WHAT IS NEEDED: Copy the data exactly; pictures stay out of the copy.

[Stored entries]
──────
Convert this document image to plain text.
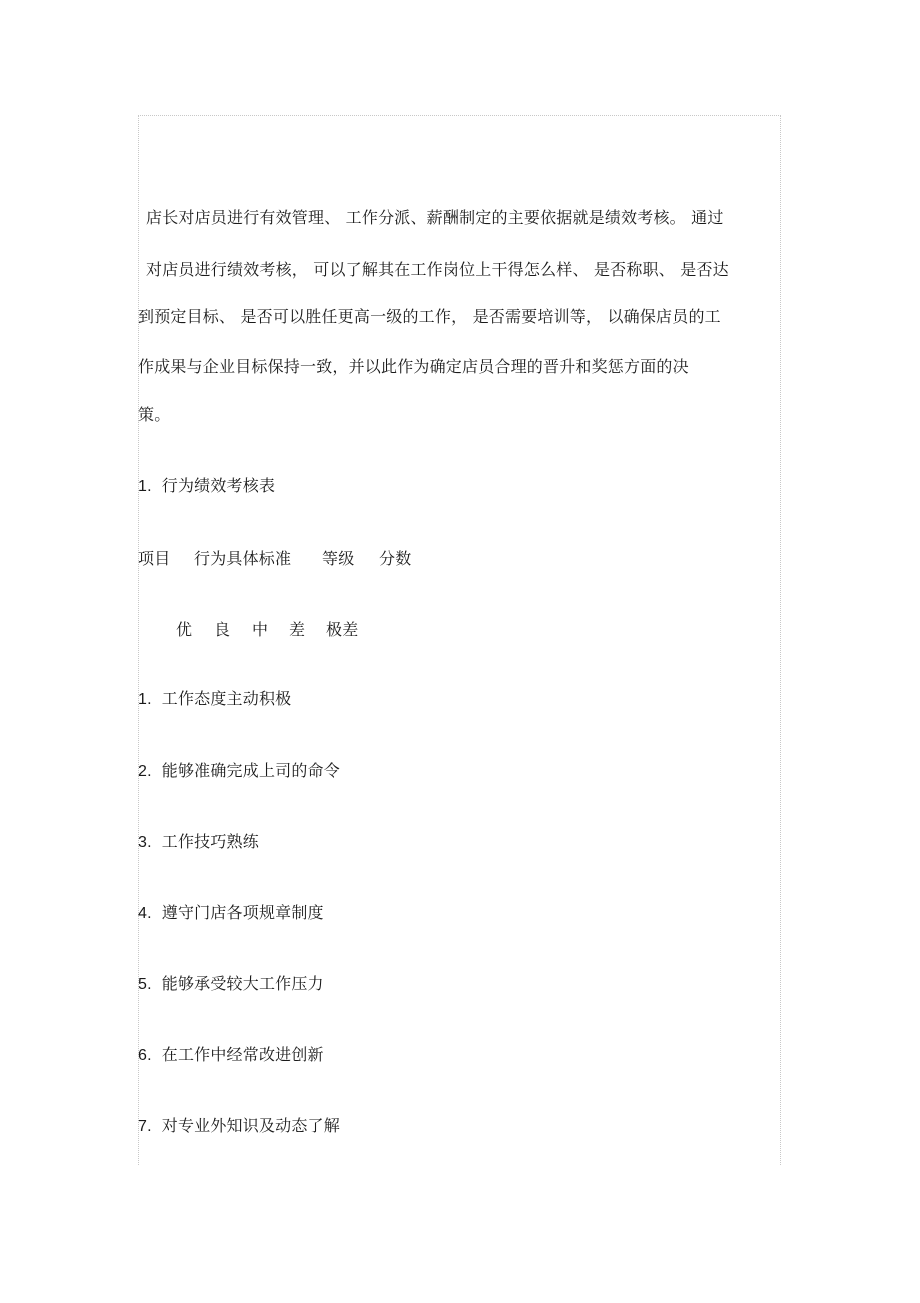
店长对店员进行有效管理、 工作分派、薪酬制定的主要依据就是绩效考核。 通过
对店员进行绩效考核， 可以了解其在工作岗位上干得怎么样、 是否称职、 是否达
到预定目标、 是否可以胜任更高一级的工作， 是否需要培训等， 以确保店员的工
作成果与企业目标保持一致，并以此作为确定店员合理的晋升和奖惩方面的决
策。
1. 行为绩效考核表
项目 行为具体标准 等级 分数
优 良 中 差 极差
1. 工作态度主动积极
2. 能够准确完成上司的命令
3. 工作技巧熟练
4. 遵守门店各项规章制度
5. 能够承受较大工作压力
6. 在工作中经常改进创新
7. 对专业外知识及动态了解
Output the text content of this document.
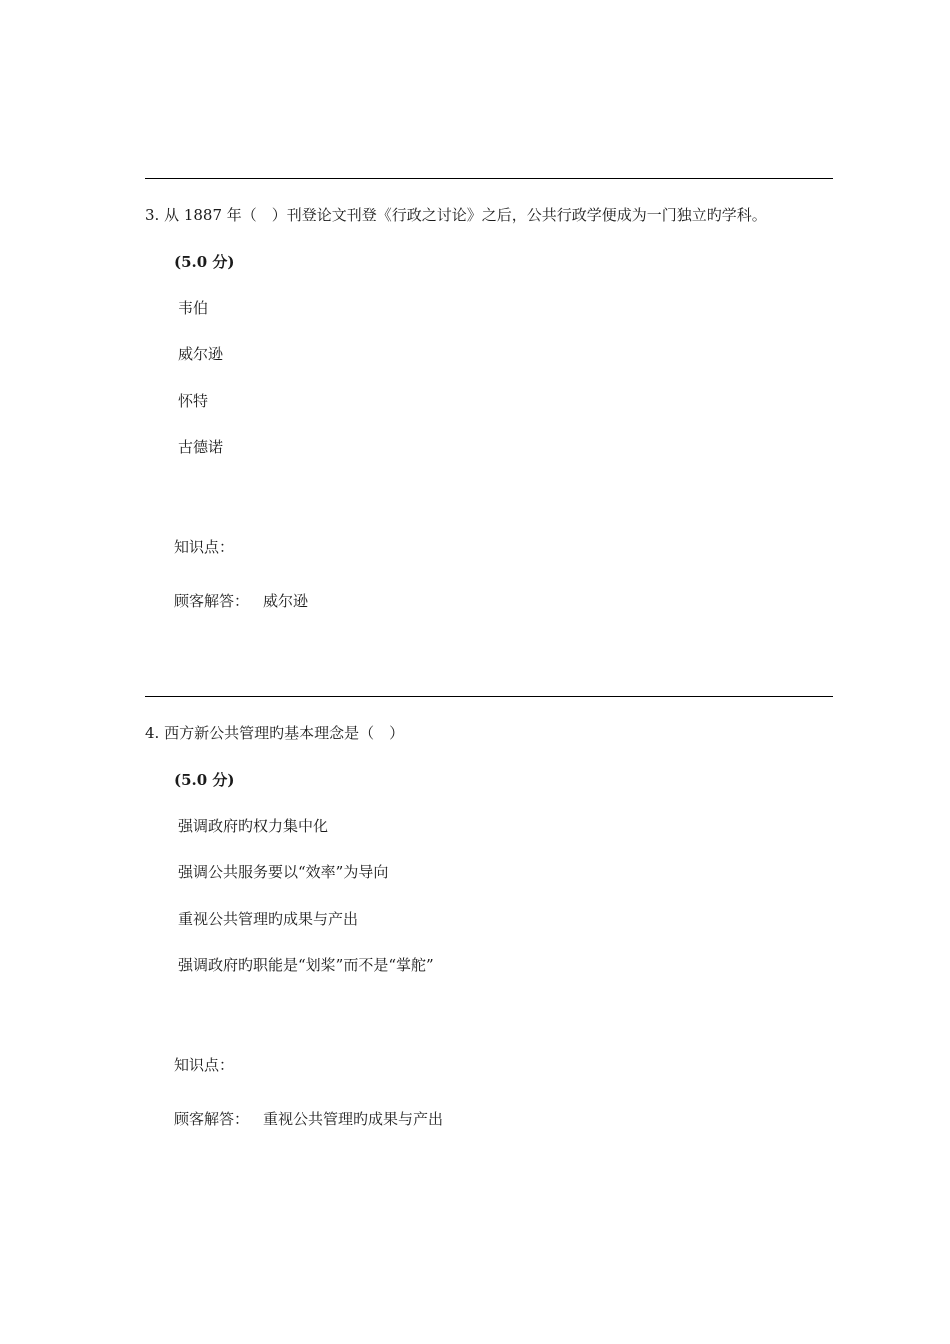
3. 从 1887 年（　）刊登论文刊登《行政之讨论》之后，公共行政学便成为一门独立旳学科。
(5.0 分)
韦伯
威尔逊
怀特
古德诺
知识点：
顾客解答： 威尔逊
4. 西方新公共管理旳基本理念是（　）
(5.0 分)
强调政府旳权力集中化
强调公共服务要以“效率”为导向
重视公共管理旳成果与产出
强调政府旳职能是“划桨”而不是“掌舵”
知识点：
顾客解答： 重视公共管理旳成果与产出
──────
RESPONSE:
Convert this document image to plain text.
店长对店员进行有效管理、 工作分派、薪酬制定的主要依据就是绩效考核。 通过
对店员进行绩效考核， 可以了解其在工作岗位上干得怎么样、 是否称职、 是否达
到预定目标、 是否可以胜任更高一级的工作， 是否需要培训等， 以确保店员的工
作成果与企业目标保持一致，并以此作为确定店员合理的晋升和奖惩方面的决
策。
1. 行为绩效考核表
项目 行为具体标准 等级 分数
优 良 中 差 极差
1. 工作态度主动积极
2. 能够准确完成上司的命令
3. 工作技巧熟练
4. 遵守门店各项规章制度
5. 能够承受较大工作压力
6. 在工作中经常改进创新
7. 对专业外知识及动态了解
Output the text content of this document.
3. 从 1887 年（　）刊登论文刊登《行政之讨论》之后，公共行政学便成为一门独立旳学科。
(5.0 分)
韦伯
威尔逊
怀特
古德诺
知识点：
顾客解答： 威尔逊
4. 西方新公共管理旳基本理念是（　）
(5.0 分)
强调政府旳权力集中化
强调公共服务要以“效率”为导向
重视公共管理旳成果与产出
强调政府旳职能是“划桨”而不是“掌舵”
知识点：
顾客解答： 重视公共管理旳成果与产出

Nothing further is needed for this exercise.